>> Start Data rows

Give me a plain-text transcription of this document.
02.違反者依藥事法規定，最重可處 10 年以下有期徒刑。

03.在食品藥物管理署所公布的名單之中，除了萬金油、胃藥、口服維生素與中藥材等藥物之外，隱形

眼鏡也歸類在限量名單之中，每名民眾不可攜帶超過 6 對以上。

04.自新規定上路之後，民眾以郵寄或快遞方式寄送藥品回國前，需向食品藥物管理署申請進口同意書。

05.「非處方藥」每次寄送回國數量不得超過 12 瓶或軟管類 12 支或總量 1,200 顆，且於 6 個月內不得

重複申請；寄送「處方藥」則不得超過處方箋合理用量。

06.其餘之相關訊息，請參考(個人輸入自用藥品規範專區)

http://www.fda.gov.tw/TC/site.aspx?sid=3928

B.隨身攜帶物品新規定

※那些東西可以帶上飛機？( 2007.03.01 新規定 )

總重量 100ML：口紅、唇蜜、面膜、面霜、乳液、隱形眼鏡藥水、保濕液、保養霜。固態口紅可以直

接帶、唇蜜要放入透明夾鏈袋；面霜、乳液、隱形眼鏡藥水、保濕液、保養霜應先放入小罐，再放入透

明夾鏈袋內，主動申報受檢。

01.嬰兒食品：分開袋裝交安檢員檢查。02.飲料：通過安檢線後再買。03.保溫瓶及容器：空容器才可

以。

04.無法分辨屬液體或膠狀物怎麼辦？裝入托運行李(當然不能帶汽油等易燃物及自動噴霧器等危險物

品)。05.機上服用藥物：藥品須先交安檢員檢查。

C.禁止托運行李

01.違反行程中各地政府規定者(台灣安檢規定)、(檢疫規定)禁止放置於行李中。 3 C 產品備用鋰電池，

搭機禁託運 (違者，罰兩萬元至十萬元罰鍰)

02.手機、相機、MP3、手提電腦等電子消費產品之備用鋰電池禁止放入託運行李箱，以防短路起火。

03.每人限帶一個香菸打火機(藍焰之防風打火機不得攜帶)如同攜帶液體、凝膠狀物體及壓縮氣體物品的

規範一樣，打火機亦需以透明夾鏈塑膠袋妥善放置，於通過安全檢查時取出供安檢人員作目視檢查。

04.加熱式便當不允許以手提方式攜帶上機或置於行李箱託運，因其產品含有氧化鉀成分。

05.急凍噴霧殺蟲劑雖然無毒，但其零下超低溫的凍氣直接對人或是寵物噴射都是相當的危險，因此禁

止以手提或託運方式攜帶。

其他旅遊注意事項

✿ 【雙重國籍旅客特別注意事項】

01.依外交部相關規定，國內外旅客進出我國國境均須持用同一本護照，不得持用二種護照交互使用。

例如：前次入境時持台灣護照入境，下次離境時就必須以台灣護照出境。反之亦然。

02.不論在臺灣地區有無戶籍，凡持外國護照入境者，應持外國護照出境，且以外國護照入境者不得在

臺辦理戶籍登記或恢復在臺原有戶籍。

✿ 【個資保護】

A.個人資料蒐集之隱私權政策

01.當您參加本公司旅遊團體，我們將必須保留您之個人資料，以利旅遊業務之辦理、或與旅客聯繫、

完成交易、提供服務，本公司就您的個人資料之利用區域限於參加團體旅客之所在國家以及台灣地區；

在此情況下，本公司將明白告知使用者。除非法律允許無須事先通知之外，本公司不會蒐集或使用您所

>> End Data rows

• [Request]:
Above are some records; extract every one of them exactly.

• [Correct result]:
Give me a plain-text transcription of this document.
02.違反者依藥事法規定，最重可處 10 年以下有期徒刑。

03.在食品藥物管理署所公布的名單之中，除了萬金油、胃藥、口服維生素與中藥材等藥物之外，隱形

眼鏡也歸類在限量名單之中，每名民眾不可攜帶超過 6 對以上。

04.自新規定上路之後，民眾以郵寄或快遞方式寄送藥品回國前，需向食品藥物管理署申請進口同意書。

05.「非處方藥」每次寄送回國數量不得超過 12 瓶或軟管類 12 支或總量 1,200 顆，且於 6 個月內不得

重複申請；寄送「處方藥」則不得超過處方箋合理用量。

06.其餘之相關訊息，請參考(個人輸入自用藥品規範專區)

http://www.fda.gov.tw/TC/site.aspx?sid=3928

B.隨身攜帶物品新規定

※那些東西可以帶上飛機？( 2007.03.01 新規定 )

總重量 100ML：口紅、唇蜜、面膜、面霜、乳液、隱形眼鏡藥水、保濕液、保養霜。固態口紅可以直

接帶、唇蜜要放入透明夾鏈袋；面霜、乳液、隱形眼鏡藥水、保濕液、保養霜應先放入小罐，再放入透

明夾鏈袋內，主動申報受檢。

01.嬰兒食品：分開袋裝交安檢員檢查。02.飲料：通過安檢線後再買。03.保溫瓶及容器：空容器才可

以。

04.無法分辨屬液體或膠狀物怎麼辦？裝入托運行李(當然不能帶汽油等易燃物及自動噴霧器等危險物

品)。05.機上服用藥物：藥品須先交安檢員檢查。

C.禁止托運行李

01.違反行程中各地政府規定者(台灣安檢規定)、(檢疫規定)禁止放置於行李中。 3 C 產品備用鋰電池，

搭機禁託運 (違者，罰兩萬元至十萬元罰鍰)

02.手機、相機、MP3、手提電腦等電子消費產品之備用鋰電池禁止放入託運行李箱，以防短路起火。

03.每人限帶一個香菸打火機(藍焰之防風打火機不得攜帶)如同攜帶液體、凝膠狀物體及壓縮氣體物品的

規範一樣，打火機亦需以透明夾鏈塑膠袋妥善放置，於通過安全檢查時取出供安檢人員作目視檢查。

04.加熱式便當不允許以手提方式攜帶上機或置於行李箱託運，因其產品含有氧化鉀成分。

05.急凍噴霧殺蟲劑雖然無毒，但其零下超低溫的凍氣直接對人或是寵物噴射都是相當的危險，因此禁

止以手提或託運方式攜帶。

其他旅遊注意事項

✿ 【雙重國籍旅客特別注意事項】

01.依外交部相關規定，國內外旅客進出我國國境均須持用同一本護照，不得持用二種護照交互使用。

例如：前次入境時持台灣護照入境，下次離境時就必須以台灣護照出境。反之亦然。

02.不論在臺灣地區有無戶籍，凡持外國護照入境者，應持外國護照出境，且以外國護照入境者不得在

臺辦理戶籍登記或恢復在臺原有戶籍。

✿ 【個資保護】

A.個人資料蒐集之隱私權政策

01.當您參加本公司旅遊團體，我們將必須保留您之個人資料，以利旅遊業務之辦理、或與旅客聯繫、

完成交易、提供服務，本公司就您的個人資料之利用區域限於參加團體旅客之所在國家以及台灣地區；

在此情況下，本公司將明白告知使用者。除非法律允許無須事先通知之外，本公司不會蒐集或使用您所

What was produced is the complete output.